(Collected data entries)

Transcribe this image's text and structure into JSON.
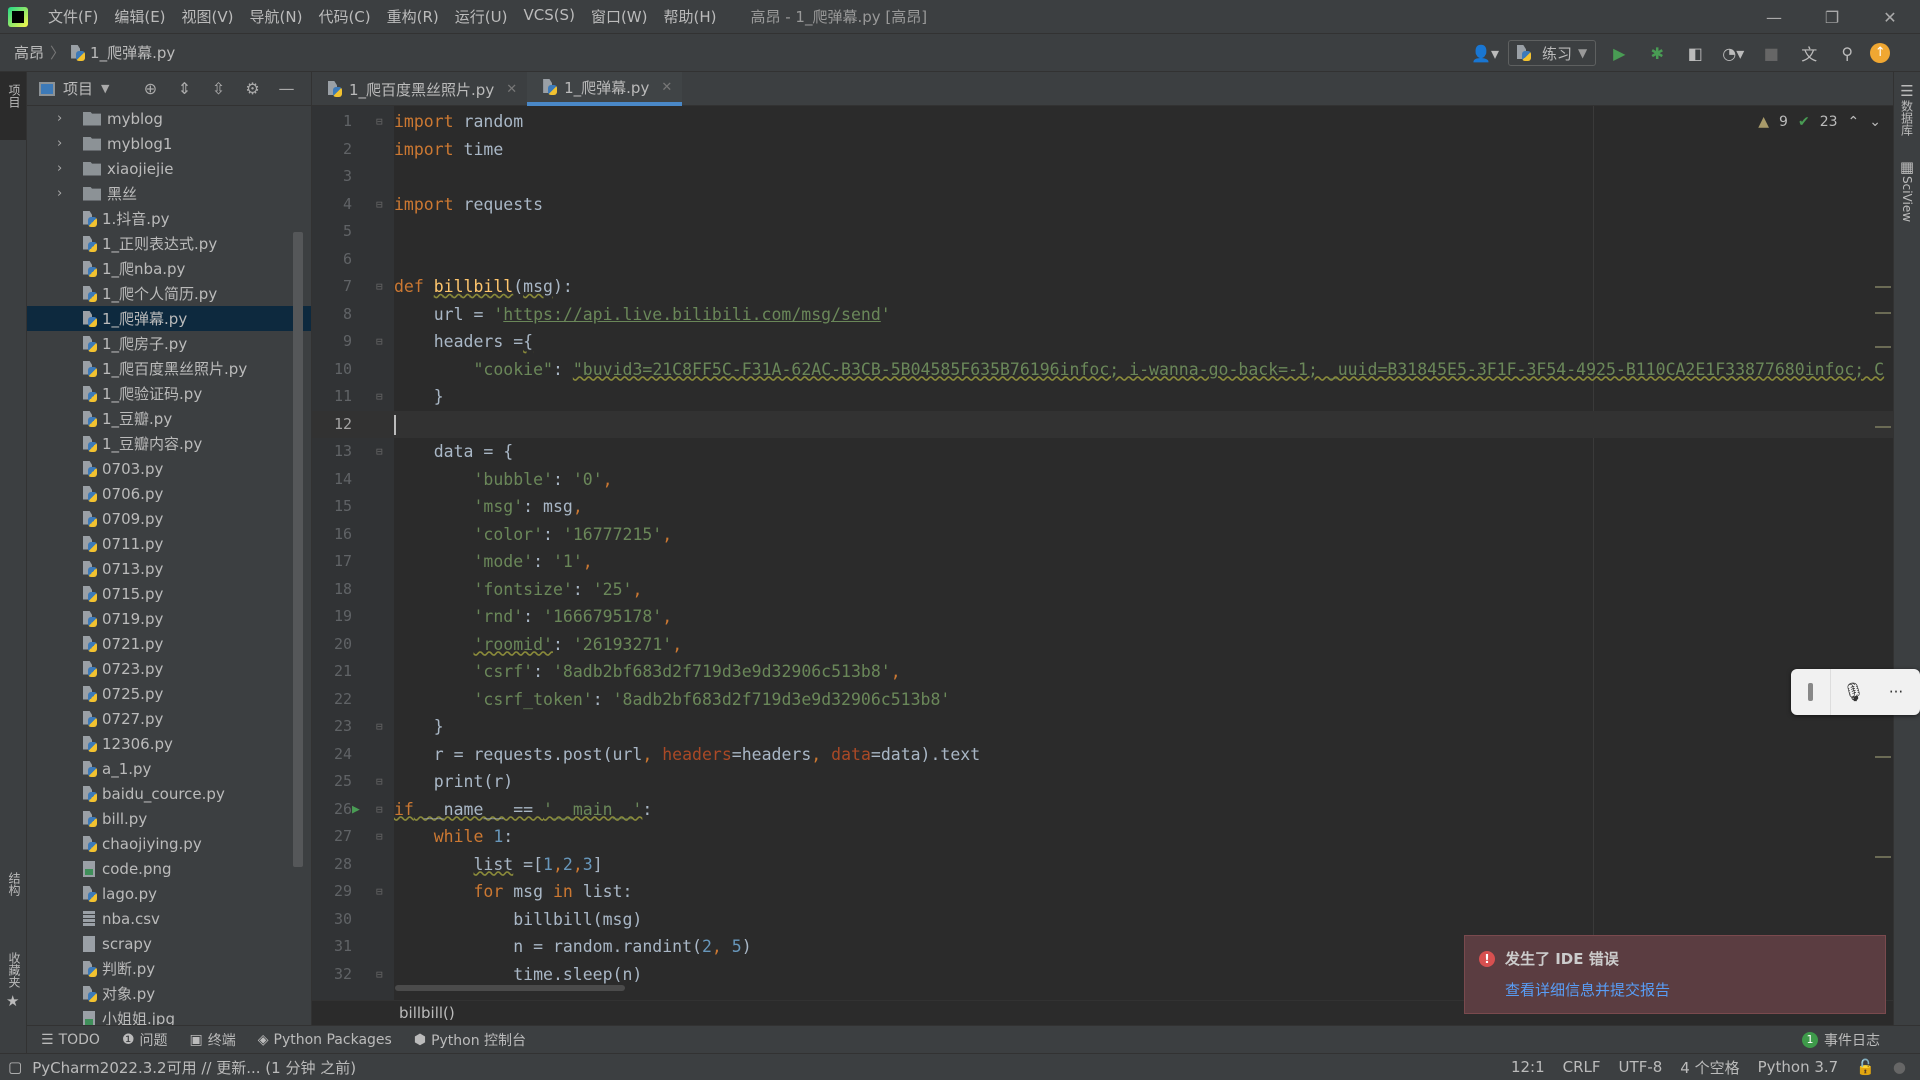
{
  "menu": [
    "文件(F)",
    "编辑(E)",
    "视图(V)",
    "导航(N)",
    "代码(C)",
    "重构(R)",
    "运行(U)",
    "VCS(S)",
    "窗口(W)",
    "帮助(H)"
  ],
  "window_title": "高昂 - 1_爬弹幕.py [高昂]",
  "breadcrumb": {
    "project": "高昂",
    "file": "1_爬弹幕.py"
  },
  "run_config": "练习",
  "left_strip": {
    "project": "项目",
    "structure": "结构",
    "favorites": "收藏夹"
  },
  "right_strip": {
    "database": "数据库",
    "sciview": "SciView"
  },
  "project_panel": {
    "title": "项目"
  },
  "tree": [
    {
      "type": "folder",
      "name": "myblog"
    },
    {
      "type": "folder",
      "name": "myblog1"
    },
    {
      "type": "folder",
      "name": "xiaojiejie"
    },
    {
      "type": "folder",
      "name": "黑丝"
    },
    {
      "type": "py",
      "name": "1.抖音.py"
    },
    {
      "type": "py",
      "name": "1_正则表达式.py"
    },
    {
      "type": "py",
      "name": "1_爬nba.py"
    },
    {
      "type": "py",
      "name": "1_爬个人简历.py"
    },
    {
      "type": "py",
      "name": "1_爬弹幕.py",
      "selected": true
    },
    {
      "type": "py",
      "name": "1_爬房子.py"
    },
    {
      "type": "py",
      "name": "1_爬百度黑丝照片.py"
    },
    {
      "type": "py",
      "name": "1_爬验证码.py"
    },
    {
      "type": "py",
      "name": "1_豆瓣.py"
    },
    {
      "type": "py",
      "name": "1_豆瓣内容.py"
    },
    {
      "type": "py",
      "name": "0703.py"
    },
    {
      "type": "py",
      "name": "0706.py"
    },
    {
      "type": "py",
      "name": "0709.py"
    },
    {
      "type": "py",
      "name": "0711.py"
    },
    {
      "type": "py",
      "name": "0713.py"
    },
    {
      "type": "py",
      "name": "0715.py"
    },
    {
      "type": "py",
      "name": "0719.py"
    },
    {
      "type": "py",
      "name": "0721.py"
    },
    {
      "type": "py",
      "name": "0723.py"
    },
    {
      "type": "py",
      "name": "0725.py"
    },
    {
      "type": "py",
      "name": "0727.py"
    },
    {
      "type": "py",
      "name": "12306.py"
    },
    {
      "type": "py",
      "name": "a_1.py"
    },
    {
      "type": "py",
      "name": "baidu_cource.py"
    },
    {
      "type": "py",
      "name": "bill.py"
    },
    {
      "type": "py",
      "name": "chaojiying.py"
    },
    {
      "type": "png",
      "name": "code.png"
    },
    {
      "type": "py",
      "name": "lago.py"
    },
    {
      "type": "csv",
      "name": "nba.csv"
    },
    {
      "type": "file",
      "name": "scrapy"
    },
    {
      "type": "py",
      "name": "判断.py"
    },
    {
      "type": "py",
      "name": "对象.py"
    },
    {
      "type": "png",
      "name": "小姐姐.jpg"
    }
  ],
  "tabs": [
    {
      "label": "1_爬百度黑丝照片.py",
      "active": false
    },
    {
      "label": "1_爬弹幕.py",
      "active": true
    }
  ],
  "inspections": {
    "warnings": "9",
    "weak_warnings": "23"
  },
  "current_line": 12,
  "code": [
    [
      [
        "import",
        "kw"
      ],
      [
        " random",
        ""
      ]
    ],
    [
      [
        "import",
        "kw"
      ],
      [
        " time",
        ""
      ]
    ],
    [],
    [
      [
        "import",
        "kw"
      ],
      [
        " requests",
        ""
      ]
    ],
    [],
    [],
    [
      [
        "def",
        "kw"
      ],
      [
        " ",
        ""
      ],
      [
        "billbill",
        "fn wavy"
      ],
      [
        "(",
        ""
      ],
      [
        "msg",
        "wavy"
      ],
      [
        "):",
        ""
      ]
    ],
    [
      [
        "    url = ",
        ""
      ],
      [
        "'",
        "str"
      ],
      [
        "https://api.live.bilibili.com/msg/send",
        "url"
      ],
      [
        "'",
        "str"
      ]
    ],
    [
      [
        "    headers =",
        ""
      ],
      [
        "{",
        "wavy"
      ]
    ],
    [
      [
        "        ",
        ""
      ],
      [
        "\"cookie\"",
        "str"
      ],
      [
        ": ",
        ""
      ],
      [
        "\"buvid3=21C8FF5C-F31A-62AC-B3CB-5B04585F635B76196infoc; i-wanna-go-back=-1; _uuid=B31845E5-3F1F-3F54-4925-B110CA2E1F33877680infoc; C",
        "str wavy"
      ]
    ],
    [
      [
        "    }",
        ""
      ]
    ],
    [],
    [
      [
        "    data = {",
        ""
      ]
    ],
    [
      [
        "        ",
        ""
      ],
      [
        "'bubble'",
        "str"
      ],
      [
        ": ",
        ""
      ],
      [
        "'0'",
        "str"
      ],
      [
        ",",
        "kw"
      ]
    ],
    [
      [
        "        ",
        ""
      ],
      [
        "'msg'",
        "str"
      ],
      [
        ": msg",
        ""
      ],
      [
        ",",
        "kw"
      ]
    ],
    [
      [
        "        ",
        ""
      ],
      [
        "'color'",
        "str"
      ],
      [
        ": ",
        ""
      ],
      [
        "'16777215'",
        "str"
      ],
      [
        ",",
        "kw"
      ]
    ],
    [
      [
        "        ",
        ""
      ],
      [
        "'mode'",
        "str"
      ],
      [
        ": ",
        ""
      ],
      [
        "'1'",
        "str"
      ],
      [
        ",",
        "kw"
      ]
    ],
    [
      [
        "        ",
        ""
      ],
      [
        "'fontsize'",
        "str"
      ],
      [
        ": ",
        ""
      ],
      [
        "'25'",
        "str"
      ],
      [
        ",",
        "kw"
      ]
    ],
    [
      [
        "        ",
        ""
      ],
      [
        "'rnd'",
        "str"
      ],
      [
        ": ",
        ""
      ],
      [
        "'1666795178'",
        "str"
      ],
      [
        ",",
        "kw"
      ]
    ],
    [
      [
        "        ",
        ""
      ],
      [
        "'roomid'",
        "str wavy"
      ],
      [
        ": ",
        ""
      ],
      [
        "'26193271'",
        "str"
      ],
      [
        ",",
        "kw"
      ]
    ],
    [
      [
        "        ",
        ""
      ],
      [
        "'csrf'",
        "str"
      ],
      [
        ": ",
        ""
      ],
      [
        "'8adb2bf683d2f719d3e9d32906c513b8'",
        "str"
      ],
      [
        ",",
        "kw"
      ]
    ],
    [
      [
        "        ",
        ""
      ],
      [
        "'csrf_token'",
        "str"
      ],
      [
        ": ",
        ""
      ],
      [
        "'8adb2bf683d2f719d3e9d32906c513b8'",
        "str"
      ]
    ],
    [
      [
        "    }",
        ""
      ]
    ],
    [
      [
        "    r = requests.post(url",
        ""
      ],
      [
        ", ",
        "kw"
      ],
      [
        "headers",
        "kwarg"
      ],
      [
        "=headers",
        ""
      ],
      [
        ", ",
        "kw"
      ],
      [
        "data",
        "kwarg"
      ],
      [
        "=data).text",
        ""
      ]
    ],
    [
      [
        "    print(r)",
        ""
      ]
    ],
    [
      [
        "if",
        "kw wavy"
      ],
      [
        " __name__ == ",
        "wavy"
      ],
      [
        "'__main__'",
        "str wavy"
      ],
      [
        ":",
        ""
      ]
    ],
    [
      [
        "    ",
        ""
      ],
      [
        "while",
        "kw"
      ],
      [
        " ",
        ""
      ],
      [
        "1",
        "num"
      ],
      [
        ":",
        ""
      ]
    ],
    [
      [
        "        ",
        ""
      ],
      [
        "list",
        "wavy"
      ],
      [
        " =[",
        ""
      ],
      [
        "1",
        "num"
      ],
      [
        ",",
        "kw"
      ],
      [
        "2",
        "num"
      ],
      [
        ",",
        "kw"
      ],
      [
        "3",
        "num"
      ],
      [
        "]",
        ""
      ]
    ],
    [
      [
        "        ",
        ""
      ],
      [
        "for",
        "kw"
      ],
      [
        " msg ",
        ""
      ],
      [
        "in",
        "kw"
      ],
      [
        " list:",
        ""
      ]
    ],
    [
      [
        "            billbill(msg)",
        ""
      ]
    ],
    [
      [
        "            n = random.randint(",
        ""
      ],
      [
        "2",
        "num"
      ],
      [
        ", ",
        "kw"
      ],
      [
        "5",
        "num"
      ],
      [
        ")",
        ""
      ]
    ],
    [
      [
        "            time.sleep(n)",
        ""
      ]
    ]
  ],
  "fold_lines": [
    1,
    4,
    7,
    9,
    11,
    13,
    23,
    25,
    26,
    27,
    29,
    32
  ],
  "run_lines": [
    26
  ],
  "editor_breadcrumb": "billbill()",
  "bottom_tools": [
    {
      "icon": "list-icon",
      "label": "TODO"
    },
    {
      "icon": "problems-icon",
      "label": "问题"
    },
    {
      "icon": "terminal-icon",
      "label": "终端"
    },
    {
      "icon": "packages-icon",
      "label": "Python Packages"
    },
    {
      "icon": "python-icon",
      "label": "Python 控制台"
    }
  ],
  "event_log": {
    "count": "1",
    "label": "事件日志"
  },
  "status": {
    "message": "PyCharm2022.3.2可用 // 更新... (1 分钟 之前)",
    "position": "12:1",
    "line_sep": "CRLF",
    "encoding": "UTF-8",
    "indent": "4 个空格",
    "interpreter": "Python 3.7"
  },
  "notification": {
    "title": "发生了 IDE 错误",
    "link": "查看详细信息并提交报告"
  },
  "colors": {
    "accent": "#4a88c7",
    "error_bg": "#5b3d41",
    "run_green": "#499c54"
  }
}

...

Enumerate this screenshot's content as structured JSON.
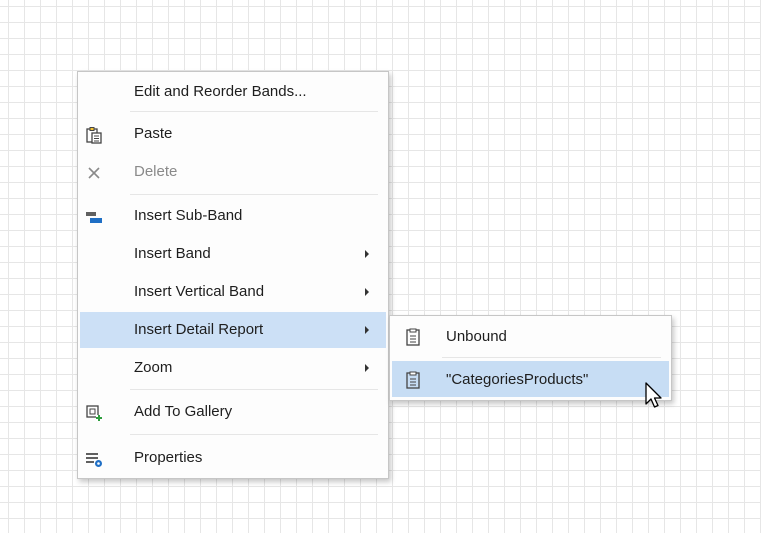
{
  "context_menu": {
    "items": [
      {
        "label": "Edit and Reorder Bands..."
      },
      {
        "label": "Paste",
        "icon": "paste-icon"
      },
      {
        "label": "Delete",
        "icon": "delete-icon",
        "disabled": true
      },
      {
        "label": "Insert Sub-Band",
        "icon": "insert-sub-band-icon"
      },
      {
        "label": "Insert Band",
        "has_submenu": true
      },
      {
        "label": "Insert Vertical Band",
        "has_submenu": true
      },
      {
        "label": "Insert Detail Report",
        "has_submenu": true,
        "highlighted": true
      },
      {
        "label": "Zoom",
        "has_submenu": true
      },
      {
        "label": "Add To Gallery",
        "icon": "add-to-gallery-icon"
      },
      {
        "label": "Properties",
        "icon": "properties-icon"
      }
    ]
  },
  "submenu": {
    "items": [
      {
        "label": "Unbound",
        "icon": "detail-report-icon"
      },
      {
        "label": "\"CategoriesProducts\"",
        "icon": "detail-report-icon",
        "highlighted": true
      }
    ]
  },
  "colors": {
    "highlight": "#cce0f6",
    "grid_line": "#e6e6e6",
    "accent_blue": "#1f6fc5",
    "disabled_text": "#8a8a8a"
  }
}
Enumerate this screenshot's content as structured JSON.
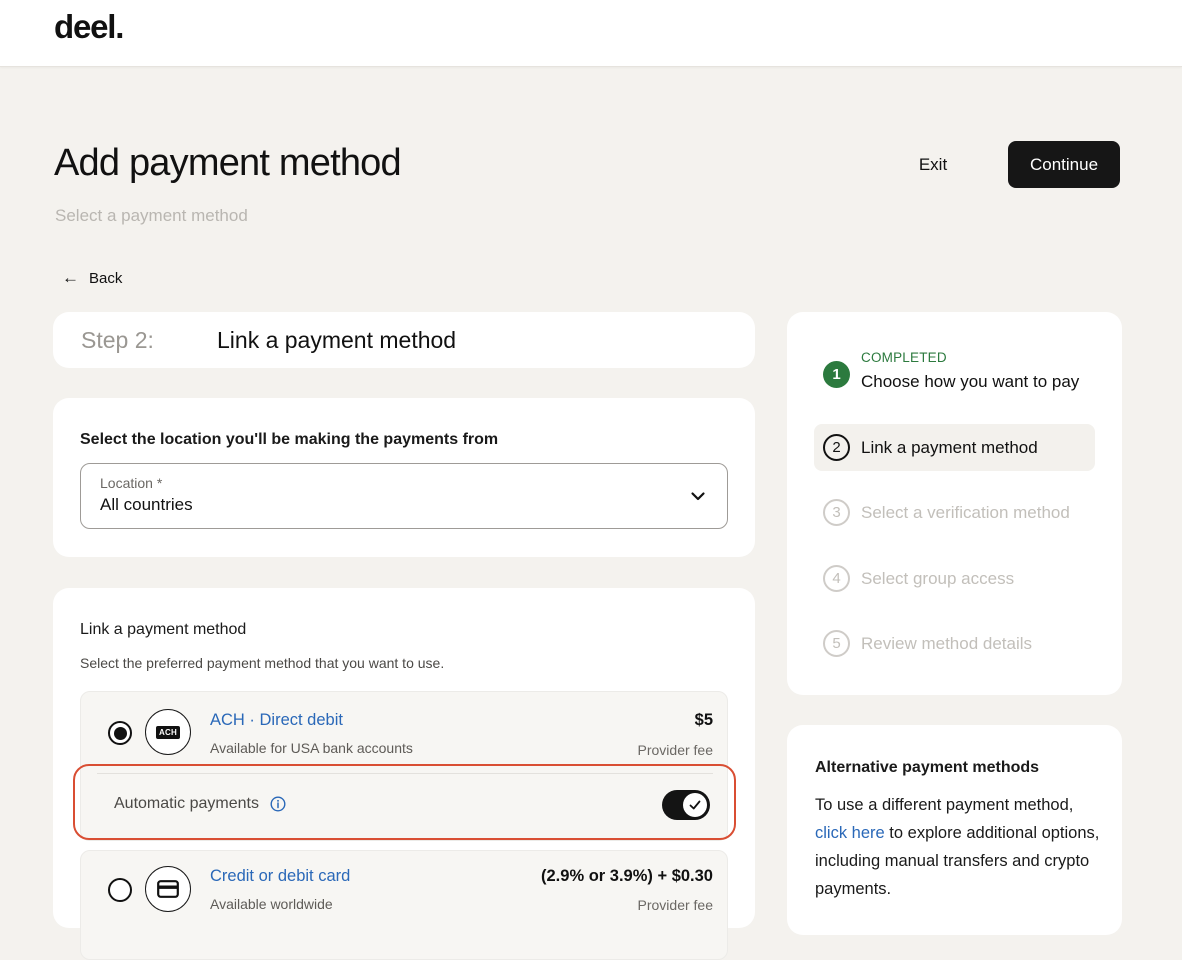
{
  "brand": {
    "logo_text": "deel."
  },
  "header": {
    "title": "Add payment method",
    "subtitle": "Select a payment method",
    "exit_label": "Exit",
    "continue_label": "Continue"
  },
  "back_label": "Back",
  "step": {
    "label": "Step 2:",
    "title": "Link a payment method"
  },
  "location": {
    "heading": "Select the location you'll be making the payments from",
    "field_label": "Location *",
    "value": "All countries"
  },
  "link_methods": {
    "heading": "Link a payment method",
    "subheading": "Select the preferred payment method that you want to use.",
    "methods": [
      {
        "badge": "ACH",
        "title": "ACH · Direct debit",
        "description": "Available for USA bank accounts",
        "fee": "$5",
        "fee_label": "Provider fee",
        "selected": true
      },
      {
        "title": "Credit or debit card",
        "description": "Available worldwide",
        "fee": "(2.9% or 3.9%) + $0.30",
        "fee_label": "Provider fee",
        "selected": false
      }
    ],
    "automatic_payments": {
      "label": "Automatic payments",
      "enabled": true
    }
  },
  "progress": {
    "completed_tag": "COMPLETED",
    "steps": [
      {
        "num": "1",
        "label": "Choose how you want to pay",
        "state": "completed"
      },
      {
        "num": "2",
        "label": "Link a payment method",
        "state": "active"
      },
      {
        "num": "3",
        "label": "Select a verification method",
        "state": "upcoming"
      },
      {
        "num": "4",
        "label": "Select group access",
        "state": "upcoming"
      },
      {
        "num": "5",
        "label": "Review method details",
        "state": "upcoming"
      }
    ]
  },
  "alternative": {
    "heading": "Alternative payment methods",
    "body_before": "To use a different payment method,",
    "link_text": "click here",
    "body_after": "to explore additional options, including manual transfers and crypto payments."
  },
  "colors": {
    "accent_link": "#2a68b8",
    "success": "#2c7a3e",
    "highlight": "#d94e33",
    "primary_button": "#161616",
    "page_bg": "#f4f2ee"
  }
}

• Goal
Work out how many lines of the data hold the string "Available". Reply with that number alone.

• The response
2